*EXERCISE INSTRUCTIONS*.
#1 Decide whether each statement agrees with the background-job excerpt, answering yes or no and quoting the deciding words from it: (a) the function process_large_file has a soft time limit of five minutes; (b) whole objects should be passed as job arguments; (c) the health check raises an alert when the queue size exceeds 1000.
#2 Output the portion of the background-job excerpt that begins at the words "Job Arguments" and ends after "queue.enqueue('process_order', order_id=order.id)", copied exactly.

QUOTED PASSAGE Block Start

@worker.task('send_email')
def send_email(job_id, recipient, template):
# Check if already processed
if db.job_processed(job_id):
return # Idempotent - already done
# Process
email.send(recipient, template)
# Mark as processed
db.mark_processed(job_id)
Or use idempotency keys:
def charge_payment(idempotency_key, amount):
# External service handles idempotency
return stripe.charge(
amount=amount,
idempotency_key=idempotency_key
)
Exactly-Once Processing
True exactly-once is hard. Options:
At-least-once + idempotency: Most common approach Transactional outbox: Database + queue atomicity Stream processing: Kafka with exactly-once semantics
# Transactional outbox pattern
def create_order(order):
with db.transaction():
db.save(order)
db.save_outbox_message(
topic='orders',
message={'type': 'order_created', 'order_id': order.id}
)
# Separate process reads outbox, publishes to queue, marks as sent
Retry with Backoff
@worker.task(
max_retries=5,
retry_backoff=True,
retry_backoff_max=3600, # Max 1 hour between retries
retry_on=(ConnectionError, Timeout, RateLimitError)
)
def sync_external_service(item_id):
external_api.sync(item_id)
Exponential backoff prevents overwhelming recovering services.
Timeouts
Jobs should have time limits:
@worker.task(soft_time_limit=300, time_limit=360)
def process_large_file(file_id):
# 5 minute soft limit (can handle gracefully)
# 6 minute hard limit (process killed)
pass
Health Checks
Monitor job processing health:
# Queue depth
queue_size = queue.size()
if queue_size > 10000:
alert("Queue backing up")
# Processing rate
jobs_per_minute = metrics.get('jobs_processed_per_minute')
if jobs_per_minute < expected_rate * 0.5:
alert("Processing rate dropped")
# Error rate
error_rate = metrics.get('job_error_rate')
if error_rate > 0.05:
alert("High job error rate")
Job Design
Small, Focused Jobs
# Bad - one giant job
@worker.task
def process_order(order_id):
validate_order()
charge_payment()
update_inventory()
send_confirmation()
notify_warehouse()
update_analytics()
# Good - separate jobs
@worker.task
def charge_payment(order_id): ...
@worker.task
def update_inventory(order_id): ...
@worker.task
def send_confirmation(order_id): ...
Job Arguments
Pass IDs, not objects:
# Bad - large payload, stale data
queue.enqueue('process_order', order=order_object)
# Good - fetch fresh data
queue.enqueue('process_order', order_id=order.id)
@worker.task
def process_order(order_id):
order = db.get_order(order_id) # Fresh data
# Process...
Failure Information
Include context for debugging:
@worker.task
def process_item(item_id, context=None):
try:
item = db.get_item(item_id)
# Process...

QUOTED PASSAGE Block End
RECORDS SHOWN Block Start

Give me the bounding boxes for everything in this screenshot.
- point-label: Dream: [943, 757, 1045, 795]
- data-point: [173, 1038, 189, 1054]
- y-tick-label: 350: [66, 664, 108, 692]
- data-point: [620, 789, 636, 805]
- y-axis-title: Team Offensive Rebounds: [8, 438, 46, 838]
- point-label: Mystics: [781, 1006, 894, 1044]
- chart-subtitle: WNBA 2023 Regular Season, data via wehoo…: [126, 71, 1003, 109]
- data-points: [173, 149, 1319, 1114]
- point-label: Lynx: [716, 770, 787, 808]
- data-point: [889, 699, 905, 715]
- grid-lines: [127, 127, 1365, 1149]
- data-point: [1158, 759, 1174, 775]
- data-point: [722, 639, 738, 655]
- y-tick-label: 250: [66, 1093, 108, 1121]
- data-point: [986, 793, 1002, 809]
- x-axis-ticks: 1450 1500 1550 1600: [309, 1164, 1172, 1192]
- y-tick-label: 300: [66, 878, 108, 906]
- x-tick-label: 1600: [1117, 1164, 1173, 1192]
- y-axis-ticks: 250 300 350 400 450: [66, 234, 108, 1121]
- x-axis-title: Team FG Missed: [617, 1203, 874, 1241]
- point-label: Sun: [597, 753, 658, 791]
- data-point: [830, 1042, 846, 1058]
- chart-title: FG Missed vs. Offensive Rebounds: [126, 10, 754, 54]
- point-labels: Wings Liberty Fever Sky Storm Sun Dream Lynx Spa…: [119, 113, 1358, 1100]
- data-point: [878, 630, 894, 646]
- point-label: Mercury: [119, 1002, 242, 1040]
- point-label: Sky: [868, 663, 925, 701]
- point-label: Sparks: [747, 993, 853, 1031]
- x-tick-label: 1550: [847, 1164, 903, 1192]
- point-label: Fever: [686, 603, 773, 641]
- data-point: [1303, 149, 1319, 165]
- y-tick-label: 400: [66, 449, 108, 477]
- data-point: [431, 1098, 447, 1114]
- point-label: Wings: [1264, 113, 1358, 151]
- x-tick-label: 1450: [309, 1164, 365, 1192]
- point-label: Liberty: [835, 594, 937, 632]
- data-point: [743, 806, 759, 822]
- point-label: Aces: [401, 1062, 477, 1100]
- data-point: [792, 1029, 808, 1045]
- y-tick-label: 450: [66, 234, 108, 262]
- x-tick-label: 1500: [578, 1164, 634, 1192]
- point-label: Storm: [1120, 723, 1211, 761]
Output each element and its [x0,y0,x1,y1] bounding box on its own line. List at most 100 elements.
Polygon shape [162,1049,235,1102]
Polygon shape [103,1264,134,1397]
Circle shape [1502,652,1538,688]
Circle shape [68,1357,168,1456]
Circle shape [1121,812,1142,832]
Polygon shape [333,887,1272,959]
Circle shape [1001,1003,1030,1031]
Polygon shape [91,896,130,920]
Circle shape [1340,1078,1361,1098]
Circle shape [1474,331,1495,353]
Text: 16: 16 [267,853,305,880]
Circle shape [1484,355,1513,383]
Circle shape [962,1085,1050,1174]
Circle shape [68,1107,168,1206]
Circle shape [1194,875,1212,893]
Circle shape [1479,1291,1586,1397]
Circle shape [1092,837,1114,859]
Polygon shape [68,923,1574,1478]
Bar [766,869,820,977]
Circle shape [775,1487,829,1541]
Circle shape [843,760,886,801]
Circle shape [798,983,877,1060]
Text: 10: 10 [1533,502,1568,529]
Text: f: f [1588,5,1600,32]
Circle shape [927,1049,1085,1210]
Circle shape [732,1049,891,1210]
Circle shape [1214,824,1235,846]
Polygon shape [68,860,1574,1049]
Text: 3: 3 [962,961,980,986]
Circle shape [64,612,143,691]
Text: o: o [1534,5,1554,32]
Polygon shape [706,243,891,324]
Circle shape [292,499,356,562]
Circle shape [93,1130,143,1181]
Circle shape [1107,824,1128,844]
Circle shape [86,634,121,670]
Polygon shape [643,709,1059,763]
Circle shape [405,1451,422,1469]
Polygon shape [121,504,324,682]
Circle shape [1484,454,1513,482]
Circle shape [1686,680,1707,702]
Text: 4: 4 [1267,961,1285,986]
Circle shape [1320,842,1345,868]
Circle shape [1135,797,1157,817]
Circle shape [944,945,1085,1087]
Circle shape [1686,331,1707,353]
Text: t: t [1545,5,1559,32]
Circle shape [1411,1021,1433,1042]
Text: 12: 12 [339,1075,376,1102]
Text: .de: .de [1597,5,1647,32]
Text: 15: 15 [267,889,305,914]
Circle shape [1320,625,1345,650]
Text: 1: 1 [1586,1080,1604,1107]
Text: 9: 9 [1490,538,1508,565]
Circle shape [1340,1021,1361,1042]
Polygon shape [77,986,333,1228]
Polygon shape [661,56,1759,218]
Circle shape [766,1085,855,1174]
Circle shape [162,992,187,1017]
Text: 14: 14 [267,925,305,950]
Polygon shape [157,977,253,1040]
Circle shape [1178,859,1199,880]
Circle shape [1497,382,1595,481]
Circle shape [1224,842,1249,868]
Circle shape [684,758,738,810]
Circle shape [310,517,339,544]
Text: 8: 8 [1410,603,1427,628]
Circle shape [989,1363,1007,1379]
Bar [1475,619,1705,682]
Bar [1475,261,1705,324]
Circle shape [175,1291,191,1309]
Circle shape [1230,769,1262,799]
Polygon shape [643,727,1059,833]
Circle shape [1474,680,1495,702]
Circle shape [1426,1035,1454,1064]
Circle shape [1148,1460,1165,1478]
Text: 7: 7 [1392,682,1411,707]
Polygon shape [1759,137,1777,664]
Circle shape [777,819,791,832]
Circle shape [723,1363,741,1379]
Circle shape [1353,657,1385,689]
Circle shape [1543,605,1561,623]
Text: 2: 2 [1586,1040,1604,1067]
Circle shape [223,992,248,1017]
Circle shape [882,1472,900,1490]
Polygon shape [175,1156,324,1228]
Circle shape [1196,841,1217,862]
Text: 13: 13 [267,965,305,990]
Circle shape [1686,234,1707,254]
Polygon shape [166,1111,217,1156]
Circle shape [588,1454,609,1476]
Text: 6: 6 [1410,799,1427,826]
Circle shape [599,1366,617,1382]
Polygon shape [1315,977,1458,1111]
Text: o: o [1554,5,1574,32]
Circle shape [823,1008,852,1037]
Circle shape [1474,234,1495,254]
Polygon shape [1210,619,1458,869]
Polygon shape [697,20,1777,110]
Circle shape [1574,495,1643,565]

RECORDS SHOWN Block End

*RESULTS IN ORDER*.
#1
(a) Yes: "# 5 minute soft limit (can handle gracefully)"
(b) No: "Pass IDs, not objects:"
(c) No: "if queue_size > 10000:"

#2
Job Arguments
Pass IDs, not objects:
# Bad - large payload, stale data
queue.enqueue('process_order', order=order_object)
# Good - fetch fresh data
queue.enqueue('process_order', order_id=order.id)